** start of Data provided **

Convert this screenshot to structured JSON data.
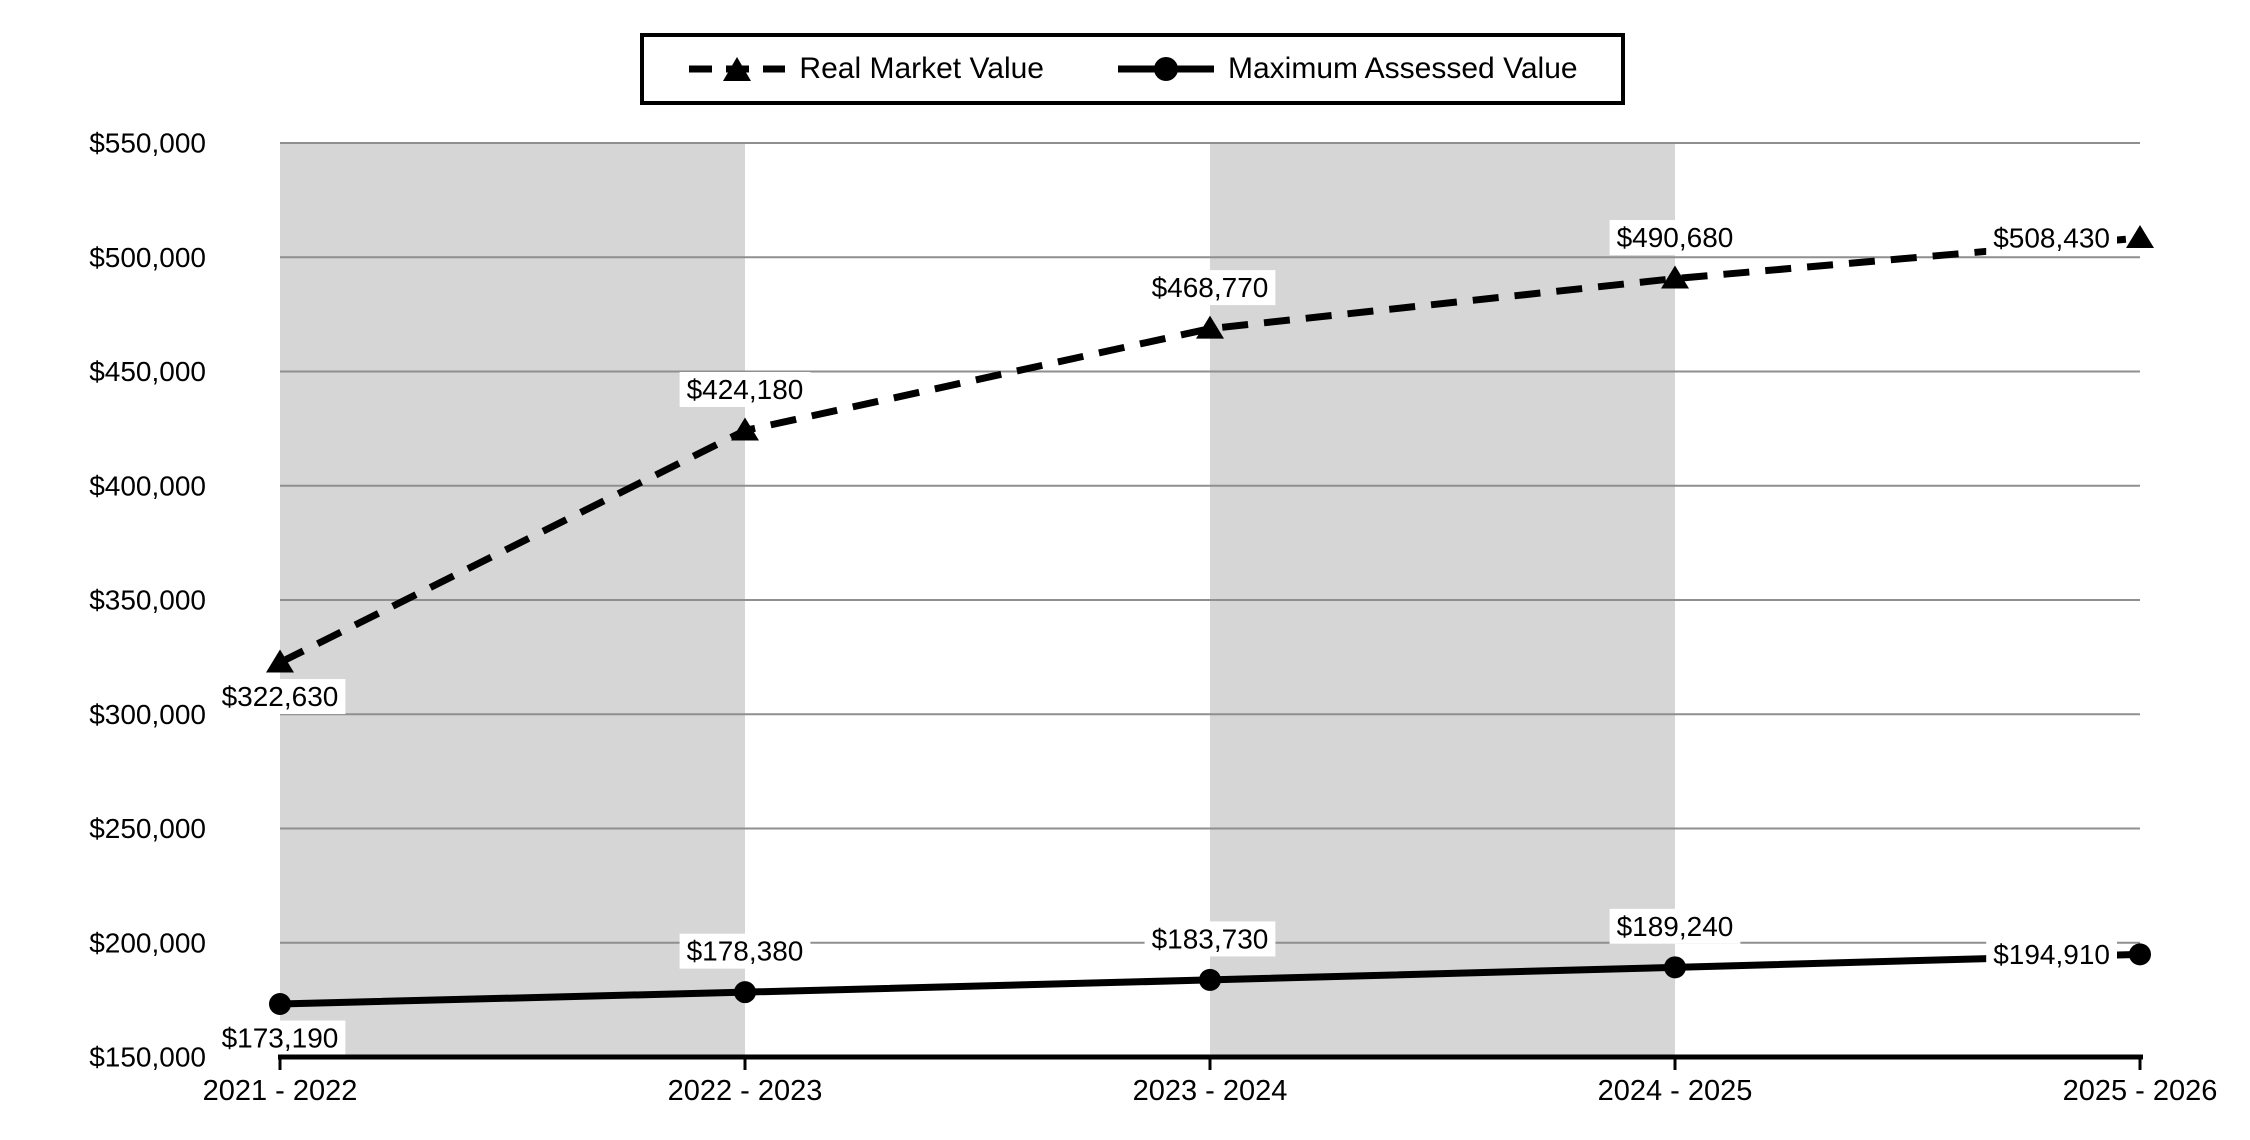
{
  "chart_data": {
    "type": "line",
    "title": "",
    "categories": [
      "2021 - 2022",
      "2022 - 2023",
      "2023 - 2024",
      "2024 - 2025",
      "2025 - 2026"
    ],
    "series": [
      {
        "name": "Real Market Value",
        "line_style": "dashed",
        "marker": "triangle",
        "values": [
          322630,
          424180,
          468770,
          490680,
          508430
        ],
        "data_labels": [
          "$322,630",
          "$424,180",
          "$468,770",
          "$490,680",
          "$508,430"
        ],
        "label_placements": [
          "below",
          "above",
          "above",
          "above",
          "left"
        ]
      },
      {
        "name": "Maximum Assessed Value",
        "line_style": "solid",
        "marker": "circle",
        "values": [
          173190,
          178380,
          183730,
          189240,
          194910
        ],
        "data_labels": [
          "$173,190",
          "$178,380",
          "$183,730",
          "$189,240",
          "$194,910"
        ],
        "label_placements": [
          "below",
          "above",
          "above",
          "above",
          "left"
        ]
      }
    ],
    "y_axis": {
      "min": 150000,
      "max": 550000,
      "step": 50000,
      "tick_labels": [
        "$150,000",
        "$200,000",
        "$250,000",
        "$300,000",
        "$350,000",
        "$400,000",
        "$450,000",
        "$500,000",
        "$550,000"
      ]
    },
    "x_axis": {
      "tick_labels": [
        "2021 - 2022",
        "2022 - 2023",
        "2023 - 2024",
        "2024 - 2025",
        "2025 - 2026"
      ]
    },
    "bands": {
      "shaded_segment_pairs": [
        [
          0,
          1
        ],
        [
          2,
          3
        ]
      ]
    },
    "legend": {
      "position": "top",
      "entries": [
        {
          "label": "Real Market Value",
          "line": "dashed",
          "marker": "triangle"
        },
        {
          "label": "Maximum Assessed Value",
          "line": "solid",
          "marker": "circle"
        }
      ]
    },
    "colors": {
      "series": "#000000",
      "band": "#d6d6d6",
      "gridline": "#8f8f8f",
      "axis": "#000000",
      "background": "#ffffff",
      "label_background": "#ffffff"
    },
    "grid": "horizontal-only"
  }
}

** end of Data provided **

Exercise details: Using the listing, copy every line where the word "Market" shows up.

The solution:
        "name": "Real Market Value",
          "label": "Real Market Value",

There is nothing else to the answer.